▸ WHAT THE EXERCISE ASKS: Find each line containing the string "ylabel". Copy it.

▸ DATA FOR PROCESSING:
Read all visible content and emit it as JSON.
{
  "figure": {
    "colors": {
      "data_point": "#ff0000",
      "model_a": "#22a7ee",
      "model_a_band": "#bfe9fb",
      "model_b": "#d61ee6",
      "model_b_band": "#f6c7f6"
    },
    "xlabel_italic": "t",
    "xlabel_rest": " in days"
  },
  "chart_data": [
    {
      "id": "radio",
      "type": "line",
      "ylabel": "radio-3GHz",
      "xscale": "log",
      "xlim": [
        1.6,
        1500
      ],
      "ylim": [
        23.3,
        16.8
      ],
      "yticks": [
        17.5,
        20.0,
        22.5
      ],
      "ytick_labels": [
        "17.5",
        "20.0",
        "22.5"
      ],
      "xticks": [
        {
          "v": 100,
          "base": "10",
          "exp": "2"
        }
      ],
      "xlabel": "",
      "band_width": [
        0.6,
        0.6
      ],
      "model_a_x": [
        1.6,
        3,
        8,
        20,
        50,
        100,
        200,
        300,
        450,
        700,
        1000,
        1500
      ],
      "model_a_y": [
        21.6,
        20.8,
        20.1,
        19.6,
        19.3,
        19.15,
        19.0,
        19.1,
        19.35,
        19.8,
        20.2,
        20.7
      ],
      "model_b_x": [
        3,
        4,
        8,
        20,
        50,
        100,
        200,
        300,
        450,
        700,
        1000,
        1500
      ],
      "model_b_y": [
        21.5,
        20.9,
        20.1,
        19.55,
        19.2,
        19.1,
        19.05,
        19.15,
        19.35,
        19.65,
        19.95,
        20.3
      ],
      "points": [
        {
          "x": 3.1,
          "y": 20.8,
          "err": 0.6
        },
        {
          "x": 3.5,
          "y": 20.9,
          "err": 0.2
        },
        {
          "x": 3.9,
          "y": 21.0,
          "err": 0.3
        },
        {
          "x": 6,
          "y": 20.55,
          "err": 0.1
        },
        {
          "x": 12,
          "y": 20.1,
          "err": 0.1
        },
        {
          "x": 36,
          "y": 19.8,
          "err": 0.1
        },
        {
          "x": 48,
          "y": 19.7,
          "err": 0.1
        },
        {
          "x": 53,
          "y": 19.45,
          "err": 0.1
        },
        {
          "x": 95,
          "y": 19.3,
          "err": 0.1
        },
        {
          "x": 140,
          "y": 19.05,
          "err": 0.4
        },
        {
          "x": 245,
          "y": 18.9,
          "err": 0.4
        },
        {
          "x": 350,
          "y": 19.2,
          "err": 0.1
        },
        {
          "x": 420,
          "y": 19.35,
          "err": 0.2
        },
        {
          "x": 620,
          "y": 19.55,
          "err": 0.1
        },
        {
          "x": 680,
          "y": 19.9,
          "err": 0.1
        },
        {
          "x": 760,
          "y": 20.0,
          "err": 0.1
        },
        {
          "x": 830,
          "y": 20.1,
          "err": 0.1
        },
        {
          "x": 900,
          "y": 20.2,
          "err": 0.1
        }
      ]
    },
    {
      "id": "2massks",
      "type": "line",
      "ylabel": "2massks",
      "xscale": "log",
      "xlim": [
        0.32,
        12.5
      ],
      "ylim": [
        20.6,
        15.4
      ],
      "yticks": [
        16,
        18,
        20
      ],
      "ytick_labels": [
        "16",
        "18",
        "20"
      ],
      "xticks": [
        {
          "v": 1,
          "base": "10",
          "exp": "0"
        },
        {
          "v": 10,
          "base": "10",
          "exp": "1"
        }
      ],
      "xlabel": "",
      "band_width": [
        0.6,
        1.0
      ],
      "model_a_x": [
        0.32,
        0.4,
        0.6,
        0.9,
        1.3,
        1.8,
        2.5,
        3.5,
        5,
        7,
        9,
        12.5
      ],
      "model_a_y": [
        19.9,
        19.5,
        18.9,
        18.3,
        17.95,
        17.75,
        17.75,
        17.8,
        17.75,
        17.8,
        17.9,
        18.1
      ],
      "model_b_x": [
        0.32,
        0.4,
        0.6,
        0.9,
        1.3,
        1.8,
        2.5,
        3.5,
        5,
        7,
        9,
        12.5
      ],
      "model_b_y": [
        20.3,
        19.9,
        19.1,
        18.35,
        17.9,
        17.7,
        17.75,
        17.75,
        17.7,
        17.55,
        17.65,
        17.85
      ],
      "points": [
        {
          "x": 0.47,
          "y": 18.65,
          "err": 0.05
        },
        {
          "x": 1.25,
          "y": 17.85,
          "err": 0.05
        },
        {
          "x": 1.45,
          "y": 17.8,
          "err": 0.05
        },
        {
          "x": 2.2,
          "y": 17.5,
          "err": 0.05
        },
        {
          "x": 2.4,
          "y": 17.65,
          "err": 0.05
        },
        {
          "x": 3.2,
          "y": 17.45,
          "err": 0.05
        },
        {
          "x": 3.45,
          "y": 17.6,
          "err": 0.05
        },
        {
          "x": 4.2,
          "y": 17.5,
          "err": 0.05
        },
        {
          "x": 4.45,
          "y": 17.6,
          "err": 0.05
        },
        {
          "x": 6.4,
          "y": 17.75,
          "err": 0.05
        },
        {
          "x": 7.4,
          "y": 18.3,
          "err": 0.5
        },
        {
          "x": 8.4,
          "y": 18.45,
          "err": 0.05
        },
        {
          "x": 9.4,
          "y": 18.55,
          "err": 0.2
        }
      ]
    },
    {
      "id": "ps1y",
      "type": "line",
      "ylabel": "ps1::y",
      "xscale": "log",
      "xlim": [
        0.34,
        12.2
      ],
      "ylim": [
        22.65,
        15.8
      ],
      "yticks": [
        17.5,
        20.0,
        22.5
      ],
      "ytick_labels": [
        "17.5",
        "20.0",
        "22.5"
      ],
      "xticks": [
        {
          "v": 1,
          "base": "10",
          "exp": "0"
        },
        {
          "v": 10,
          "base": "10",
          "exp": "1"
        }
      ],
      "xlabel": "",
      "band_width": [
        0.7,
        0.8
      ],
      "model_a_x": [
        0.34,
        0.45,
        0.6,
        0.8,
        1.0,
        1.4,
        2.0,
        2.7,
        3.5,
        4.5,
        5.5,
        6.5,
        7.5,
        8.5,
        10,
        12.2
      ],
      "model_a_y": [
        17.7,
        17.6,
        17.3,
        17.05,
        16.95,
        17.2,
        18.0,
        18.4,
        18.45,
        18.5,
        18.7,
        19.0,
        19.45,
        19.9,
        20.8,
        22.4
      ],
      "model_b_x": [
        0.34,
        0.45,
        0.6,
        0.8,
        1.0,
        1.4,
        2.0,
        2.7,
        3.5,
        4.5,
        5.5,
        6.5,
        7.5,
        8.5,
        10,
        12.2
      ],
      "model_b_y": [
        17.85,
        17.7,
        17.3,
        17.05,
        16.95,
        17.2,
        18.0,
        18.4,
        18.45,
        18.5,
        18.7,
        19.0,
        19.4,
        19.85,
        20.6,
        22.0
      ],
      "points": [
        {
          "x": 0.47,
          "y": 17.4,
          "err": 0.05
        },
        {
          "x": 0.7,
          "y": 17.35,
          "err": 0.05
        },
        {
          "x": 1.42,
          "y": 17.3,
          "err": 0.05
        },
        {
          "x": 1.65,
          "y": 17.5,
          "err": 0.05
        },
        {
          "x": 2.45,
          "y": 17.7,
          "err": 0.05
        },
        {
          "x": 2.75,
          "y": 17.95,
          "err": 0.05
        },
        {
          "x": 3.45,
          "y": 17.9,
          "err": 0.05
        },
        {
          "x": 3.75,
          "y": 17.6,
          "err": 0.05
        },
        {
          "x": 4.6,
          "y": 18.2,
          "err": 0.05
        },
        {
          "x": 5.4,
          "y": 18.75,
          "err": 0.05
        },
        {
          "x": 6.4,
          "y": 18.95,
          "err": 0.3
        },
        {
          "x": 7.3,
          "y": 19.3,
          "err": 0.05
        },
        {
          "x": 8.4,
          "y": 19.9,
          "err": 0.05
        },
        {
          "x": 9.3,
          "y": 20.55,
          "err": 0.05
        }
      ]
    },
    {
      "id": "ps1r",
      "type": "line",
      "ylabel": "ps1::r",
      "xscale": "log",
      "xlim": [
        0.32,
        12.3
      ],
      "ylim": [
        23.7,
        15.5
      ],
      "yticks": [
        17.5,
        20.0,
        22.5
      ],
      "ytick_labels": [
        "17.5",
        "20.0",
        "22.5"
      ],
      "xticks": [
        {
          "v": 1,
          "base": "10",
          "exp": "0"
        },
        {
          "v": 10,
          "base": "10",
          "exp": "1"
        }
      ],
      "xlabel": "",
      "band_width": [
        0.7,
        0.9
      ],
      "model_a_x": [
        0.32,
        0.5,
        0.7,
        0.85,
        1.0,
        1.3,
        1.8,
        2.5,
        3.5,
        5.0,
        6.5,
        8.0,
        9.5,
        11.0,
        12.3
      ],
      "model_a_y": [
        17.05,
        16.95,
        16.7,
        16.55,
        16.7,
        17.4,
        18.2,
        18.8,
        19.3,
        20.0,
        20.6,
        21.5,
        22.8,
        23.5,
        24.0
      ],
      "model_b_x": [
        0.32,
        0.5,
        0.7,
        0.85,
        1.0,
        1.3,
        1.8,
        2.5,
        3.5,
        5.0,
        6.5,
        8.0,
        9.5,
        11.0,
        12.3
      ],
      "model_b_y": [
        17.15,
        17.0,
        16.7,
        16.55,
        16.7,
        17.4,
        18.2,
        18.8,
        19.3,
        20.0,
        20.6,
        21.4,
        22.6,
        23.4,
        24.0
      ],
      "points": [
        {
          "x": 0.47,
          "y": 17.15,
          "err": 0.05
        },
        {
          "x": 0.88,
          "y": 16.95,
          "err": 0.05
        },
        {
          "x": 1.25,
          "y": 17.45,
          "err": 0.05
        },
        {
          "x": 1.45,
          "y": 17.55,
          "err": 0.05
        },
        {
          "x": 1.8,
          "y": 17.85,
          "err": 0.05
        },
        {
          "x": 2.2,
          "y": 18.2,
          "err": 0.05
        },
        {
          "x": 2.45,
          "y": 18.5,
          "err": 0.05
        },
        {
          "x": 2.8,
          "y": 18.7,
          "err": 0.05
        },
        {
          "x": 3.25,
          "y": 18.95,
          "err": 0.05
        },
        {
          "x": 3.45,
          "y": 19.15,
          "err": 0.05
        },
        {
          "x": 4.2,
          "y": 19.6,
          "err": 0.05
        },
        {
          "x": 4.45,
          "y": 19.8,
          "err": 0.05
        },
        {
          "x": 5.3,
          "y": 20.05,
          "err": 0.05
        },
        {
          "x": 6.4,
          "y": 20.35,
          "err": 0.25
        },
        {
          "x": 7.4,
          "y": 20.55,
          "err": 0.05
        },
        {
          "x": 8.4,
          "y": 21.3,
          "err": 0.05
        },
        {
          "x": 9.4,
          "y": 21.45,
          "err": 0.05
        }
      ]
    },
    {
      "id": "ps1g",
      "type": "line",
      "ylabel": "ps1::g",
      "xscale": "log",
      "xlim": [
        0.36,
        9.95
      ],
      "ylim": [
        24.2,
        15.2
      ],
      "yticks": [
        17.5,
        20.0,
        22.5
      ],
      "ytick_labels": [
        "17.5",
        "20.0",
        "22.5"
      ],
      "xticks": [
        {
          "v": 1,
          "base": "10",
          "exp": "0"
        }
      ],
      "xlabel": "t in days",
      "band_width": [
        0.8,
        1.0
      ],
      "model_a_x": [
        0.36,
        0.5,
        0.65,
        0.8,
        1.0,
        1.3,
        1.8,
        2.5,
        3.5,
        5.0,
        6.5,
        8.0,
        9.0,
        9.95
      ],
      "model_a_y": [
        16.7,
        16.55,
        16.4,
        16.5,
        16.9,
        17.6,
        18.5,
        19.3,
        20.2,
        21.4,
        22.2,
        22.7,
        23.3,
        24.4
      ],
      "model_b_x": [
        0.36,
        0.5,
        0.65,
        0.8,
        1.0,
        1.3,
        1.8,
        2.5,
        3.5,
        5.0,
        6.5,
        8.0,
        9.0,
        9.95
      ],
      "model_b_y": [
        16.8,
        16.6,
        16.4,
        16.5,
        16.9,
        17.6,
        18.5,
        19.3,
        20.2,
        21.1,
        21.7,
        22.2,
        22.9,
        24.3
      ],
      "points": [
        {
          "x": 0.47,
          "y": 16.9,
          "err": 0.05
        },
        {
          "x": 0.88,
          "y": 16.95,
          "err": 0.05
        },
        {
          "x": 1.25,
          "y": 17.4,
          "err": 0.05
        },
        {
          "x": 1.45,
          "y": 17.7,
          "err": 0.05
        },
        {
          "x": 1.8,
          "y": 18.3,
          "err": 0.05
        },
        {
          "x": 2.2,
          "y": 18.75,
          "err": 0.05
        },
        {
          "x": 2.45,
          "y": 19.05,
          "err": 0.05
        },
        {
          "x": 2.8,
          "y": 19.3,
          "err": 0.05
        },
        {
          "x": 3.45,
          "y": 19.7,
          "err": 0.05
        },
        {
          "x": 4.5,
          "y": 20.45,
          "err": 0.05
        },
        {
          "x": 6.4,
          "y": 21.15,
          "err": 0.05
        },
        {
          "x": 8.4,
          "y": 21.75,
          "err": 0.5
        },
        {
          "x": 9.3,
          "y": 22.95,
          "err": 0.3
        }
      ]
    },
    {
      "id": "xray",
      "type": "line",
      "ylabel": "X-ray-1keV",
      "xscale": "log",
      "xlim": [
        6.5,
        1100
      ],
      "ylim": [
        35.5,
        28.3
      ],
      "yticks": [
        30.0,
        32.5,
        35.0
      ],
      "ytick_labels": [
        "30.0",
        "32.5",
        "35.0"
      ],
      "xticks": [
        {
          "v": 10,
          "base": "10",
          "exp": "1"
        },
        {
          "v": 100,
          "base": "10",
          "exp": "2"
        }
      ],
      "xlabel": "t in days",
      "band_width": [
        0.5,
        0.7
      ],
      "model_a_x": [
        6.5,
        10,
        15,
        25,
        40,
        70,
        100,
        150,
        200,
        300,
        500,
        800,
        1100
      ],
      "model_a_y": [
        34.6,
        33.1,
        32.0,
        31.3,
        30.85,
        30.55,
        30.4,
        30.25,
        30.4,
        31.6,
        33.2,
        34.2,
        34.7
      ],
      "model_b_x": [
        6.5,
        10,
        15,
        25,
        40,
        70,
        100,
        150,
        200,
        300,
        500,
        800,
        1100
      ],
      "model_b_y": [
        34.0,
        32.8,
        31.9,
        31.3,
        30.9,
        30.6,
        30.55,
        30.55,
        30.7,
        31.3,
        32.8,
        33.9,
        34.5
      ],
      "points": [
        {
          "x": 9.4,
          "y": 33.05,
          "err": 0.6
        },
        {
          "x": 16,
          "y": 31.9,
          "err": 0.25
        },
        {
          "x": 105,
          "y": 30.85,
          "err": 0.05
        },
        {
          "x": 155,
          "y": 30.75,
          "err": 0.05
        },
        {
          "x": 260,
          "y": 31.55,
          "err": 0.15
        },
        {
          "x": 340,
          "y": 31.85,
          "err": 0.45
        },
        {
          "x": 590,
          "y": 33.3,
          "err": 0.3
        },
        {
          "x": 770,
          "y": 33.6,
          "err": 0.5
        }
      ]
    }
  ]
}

▸ EXPECTED OUTPUT:
      "ylabel": "radio-3GHz",
      "ylabel": "2massks",
      "ylabel": "ps1::y",
      "ylabel": "ps1::r",
      "ylabel": "ps1::g",
      "ylabel": "X-ray-1keV",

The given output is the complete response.